DATA SECTION:

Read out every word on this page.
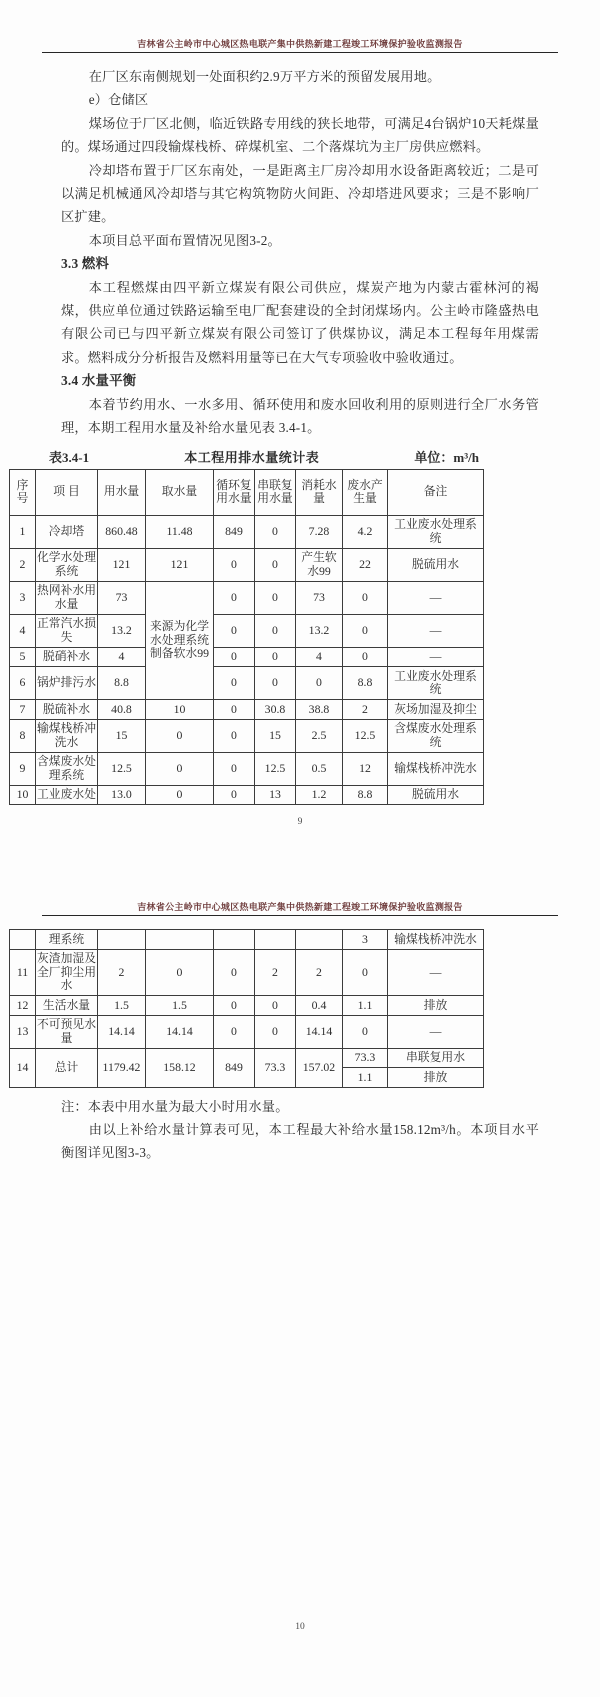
吉林省公主岭市中心城区热电联产集中供热新建工程竣工环境保护验收监测报告

在厂区东南侧规划一处面积约2.9万平方米的预留发展用地。

e）仓储区

煤场位于厂区北侧，临近铁路专用线的狭长地带，可满足4台锅炉10天耗煤量的。煤场通过四段输煤栈桥、碎煤机室、二个落煤坑为主厂房供应燃料。

冷却塔布置于厂区东南处，一是距离主厂房冷却用水设备距离较近；二是可以满足机械通风冷却塔与其它构筑物防火间距、冷却塔进风要求；三是不影响厂区扩建。

本项目总平面布置情况见图3-2。

3.3 燃料

本工程燃煤由四平新立煤炭有限公司供应，煤炭产地为内蒙古霍林河的褐煤，供应单位通过铁路运输至电厂配套建设的全封闭煤场内。公主岭市隆盛热电有限公司已与四平新立煤炭有限公司签订了供煤协议，满足本工程每年用煤需求。燃料成分分析报告及燃料用量等已在大气专项验收中验收通过。

3.4 水量平衡

本着节约用水、一水多用、循环使用和废水回收利用的原则进行全厂水务管理，本期工程用水量及补给水量见表 3.4-1。

表3.4-1	本工程用排水量统计表	单位：m³/h
序号	项 目	用水量	取水量	循环复用水量	串联复用水量	消耗水量	废水产生量	备注
1	冷却塔	860.48	11.48	849	0	7.28	4.2	工业废水处理系统
2	化学水处理系统	121	121	0	0	产生软水99	22	脱硫用水
3	热网补水用水量	73	来源为化学水处理系统制备软水99	0	0	73	0	—
4	正常汽水损失	13.2		0	0	13.2	0	—
5	脱硝补水	4		0	0	4	0	—
6	锅炉排污水	8.8		0	0	0	8.8	工业废水处理系统
7	脱硫补水	40.8	10	0	30.8	38.8	2	灰场加湿及抑尘
8	输煤栈桥冲洗水	15	0	0	15	2.5	12.5	含煤废水处理系统
9	含煤废水处理系统	12.5	0	0	12.5	0.5	12	输煤栈桥冲洗水
10	工业废水处	13.0	0	0	13	1.2	8.8	脱硫用水
9
吉林省公主岭市中心城区热电联产集中供热新建工程竣工环境保护验收监测报告
	理系统						3	输煤栈桥冲洗水
11	灰渣加湿及全厂抑尘用水	2	0	0	2	2	0	—
12	生活水量	1.5	1.5	0	0	0.4	1.1	排放
13	不可预见水量	14.14	14.14	0	0	14.14	0	—
14	总计	1179.42	158.12	849	73.3	157.02	73.3	串联复用水
							1.1	排放

注：本表中用水量为最大小时用水量。

由以上补给水量计算表可见，本工程最大补给水量158.12m³/h。本项目水平衡图详见图3-3。

10
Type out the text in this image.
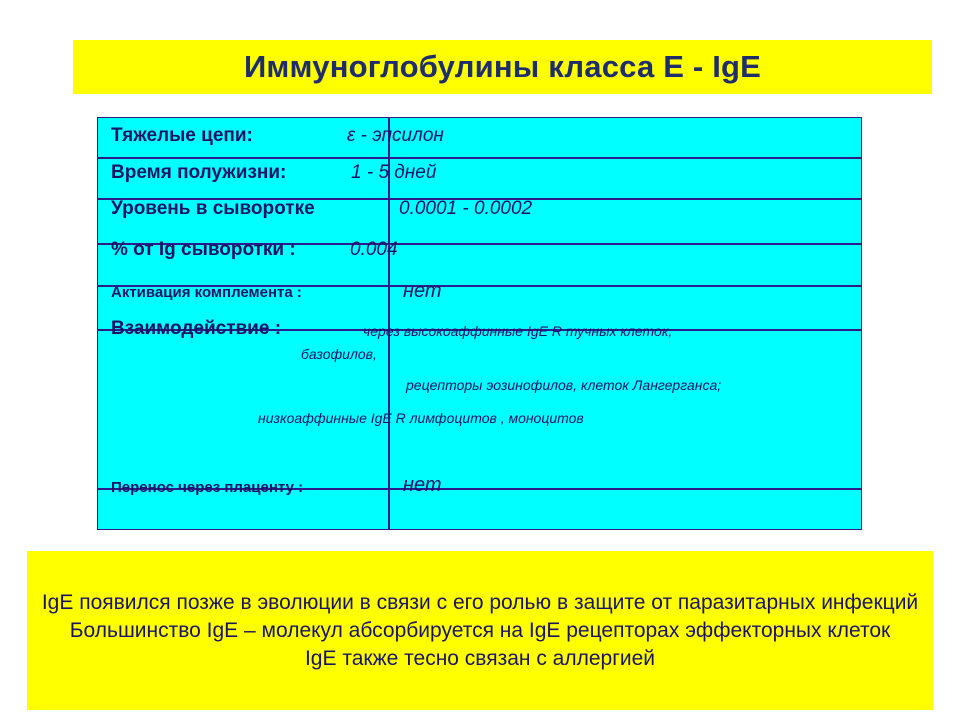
Иммуноглобулины класса Е - IgE
Тяжелые цепи:	ε - эпсилон
Время полужизни:	1 - 5 дней
Уровень в сыворотке	0.0001 - 0.0002
% от Ig сыворотки :	0.004
Активация комплемента :	нет
Взаимодействие :	через высокоаффинные IgE R тучных клеток,
базофилов,
рецепторы эозинофилов, клеток Лангерганса;
низкоаффинные IgE R лимфоцитов , моноцитов
Перенос через плаценту :	нет
IgE появился позже в эволюции в связи с его ролью в защите от паразитарных инфекций
Большинство IgE – молекул абсорбируется на IgE рецепторах эффекторных клеток
IgE также тесно связан с аллергией
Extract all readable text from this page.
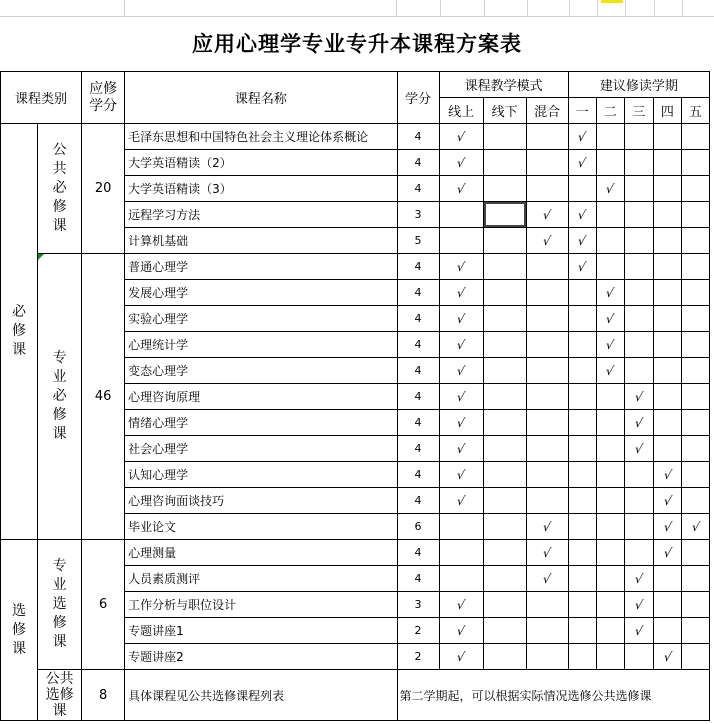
应用心理学专业专升本课程方案表
课程类别		应修学分	课程名称	学分	课程教学模式			建议修读学期				
					线上	线下	混合	一	二	三	四	五
必修课	公共必修课	20	毛泽东思想和中国特色社会主义理论体系概论	4	√			√				
			大学英语精读（2）	4	√			√				
			大学英语精读（3）	4	√				√			
			远程学习方法	3			√	√				
			计算机基础	5			√	√				
	专业必修课	46	普通心理学	4	√			√				
			发展心理学	4	√				√			
			实验心理学	4	√				√			
			心理统计学	4	√				√			
			变态心理学	4	√				√			
			心理咨询原理	4	√					√		
			情绪心理学	4	√					√		
			社会心理学	4	√					√		
			认知心理学	4	√						√	
			心理咨询面谈技巧	4	√						√	
			毕业论文	6			√				√	√
选修课	专业选修课	6	心理测量	4			√				√	
			人员素质测评	4			√			√		
			工作分析与职位设计	3	√					√		
			专题讲座1	2	√					√		
			专题讲座2	2	√						√	
	公共选修课	8	具体课程见公共选修课程列表	第二学期起，可以根据实际情况选修公共选修课								
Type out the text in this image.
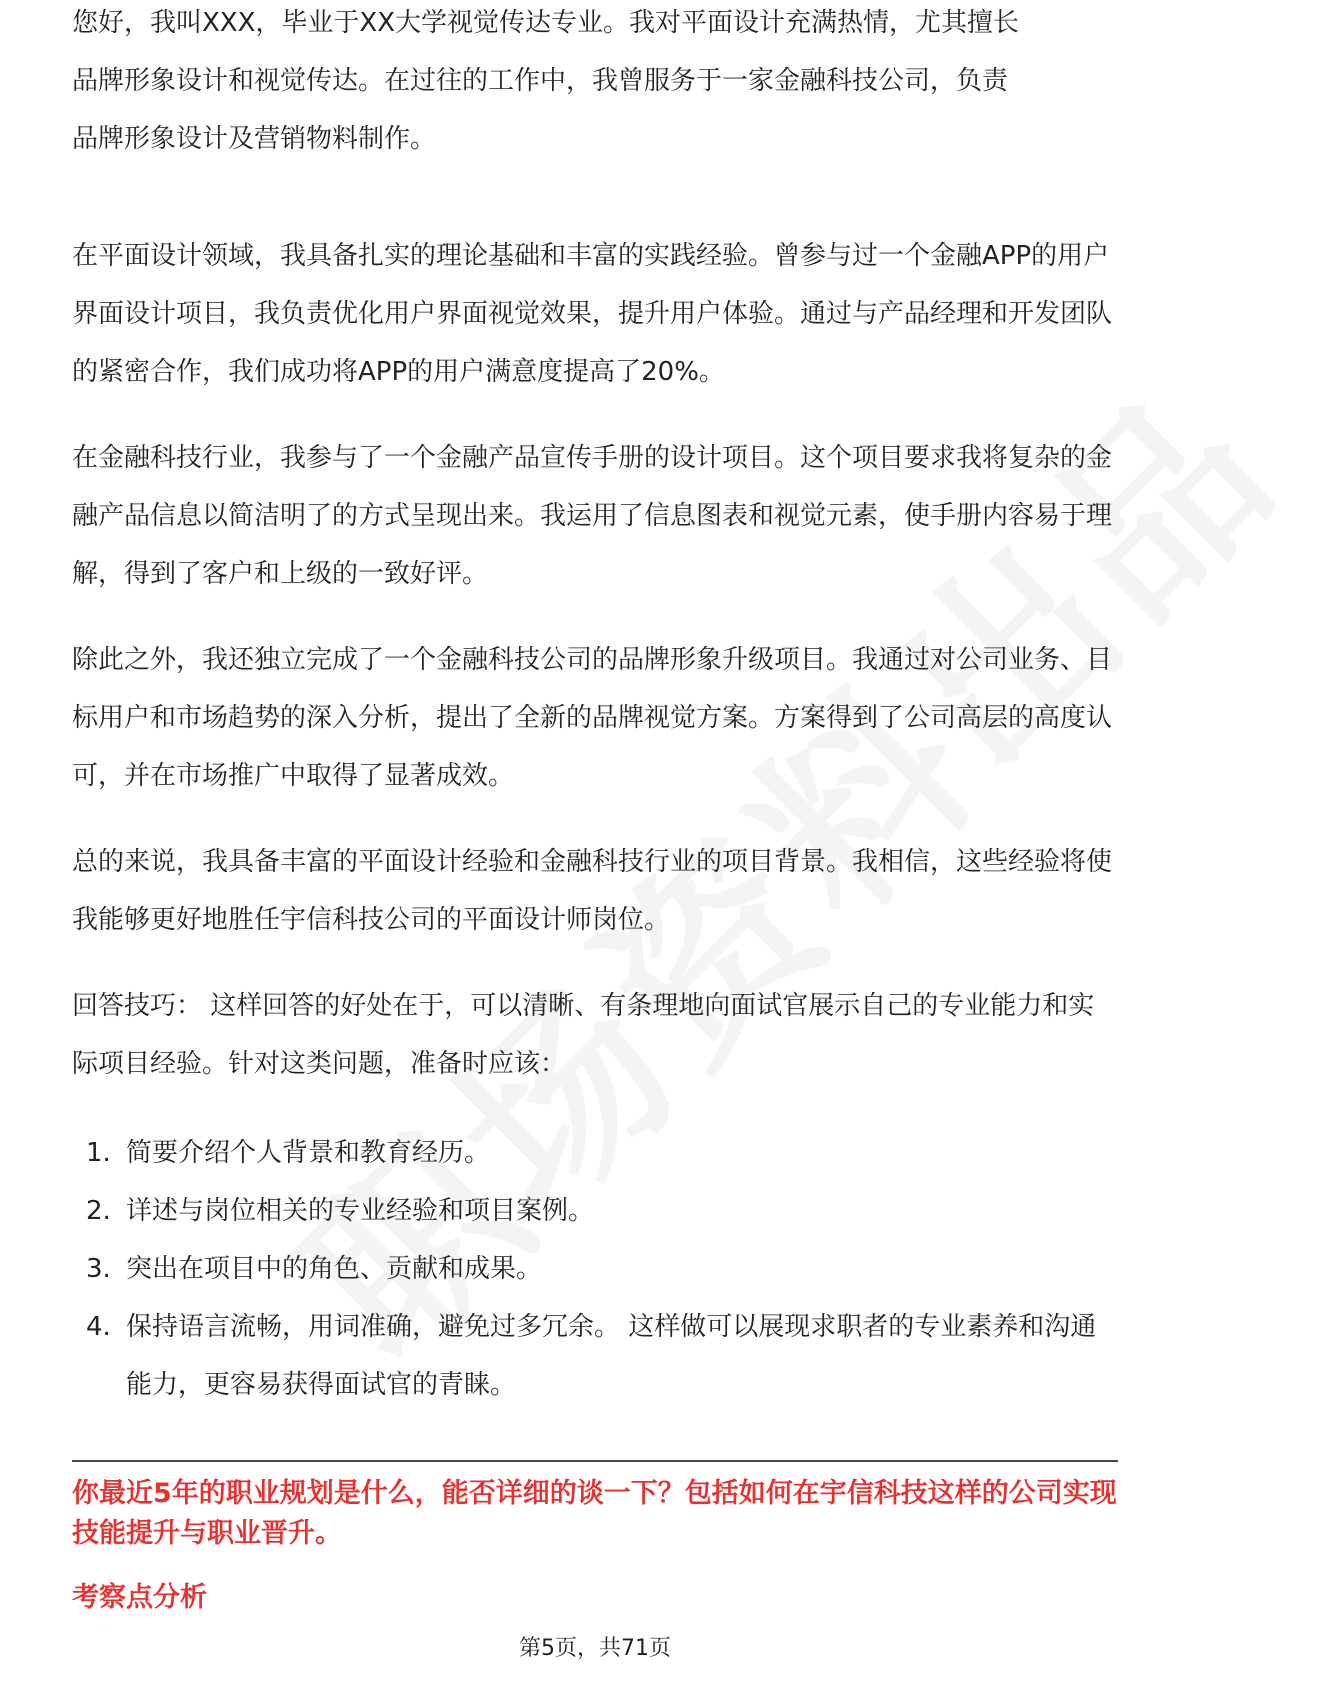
您好，我叫XXX，毕业于XX大学视觉传达专业。我对平面设计充满热情，尤其擅长

品牌形象设计和视觉传达。在过往的工作中，我曾服务于一家金融科技公司，负责

品牌形象设计及营销物料制作。

在平面设计领域，我具备扎实的理论基础和丰富的实践经验。曾参与过一个金融APP的用户界面设计项目，我负责优化用户界面视觉效果，提升用户体验。通过与产品经理和开发团队的紧密合作，我们成功将APP的用户满意度提高了20%。

在金融科技行业，我参与了一个金融产品宣传手册的设计项目。这个项目要求我将复杂的金融产品信息以简洁明了的方式呈现出来。我运用了信息图表和视觉元素，使手册内容易于理解，得到了客户和上级的一致好评。

除此之外，我还独立完成了一个金融科技公司的品牌形象升级项目。我通过对公司业务、目标用户和市场趋势的深入分析，提出了全新的品牌视觉方案。方案得到了公司高层的高度认可，并在市场推广中取得了显著成效。

总的来说，我具备丰富的平面设计经验和金融科技行业的项目背景。我相信，这些经验将使我能够更好地胜任宇信科技公司的平面设计师岗位。

回答技巧： 这样回答的好处在于，可以清晰、有条理地向面试官展示自己的专业能力和实际项目经验。针对这类问题，准备时应该：

1. 简要介绍个人背景和教育经历。
2. 详述与岗位相关的专业经验和项目案例。
3. 突出在项目中的角色、贡献和成果。
4. 保持语言流畅，用词准确，避免过多冗余。 这样做可以展现求职者的专业素养和沟通能力，更容易获得面试官的青睐。
你最近5年的职业规划是什么，能否详细的谈一下？包括如何在宇信科技这样的公司实现技能提升与职业晋升。
考察点分析
第5页，共71页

WHAT IS NEEDED: Read through the data and copy every line where "через" shows up.

TASK SOLUTION:
Взаимодействие :	через высокоаффинные IgE R тучных клеток,
Перенос через плаценту :	нет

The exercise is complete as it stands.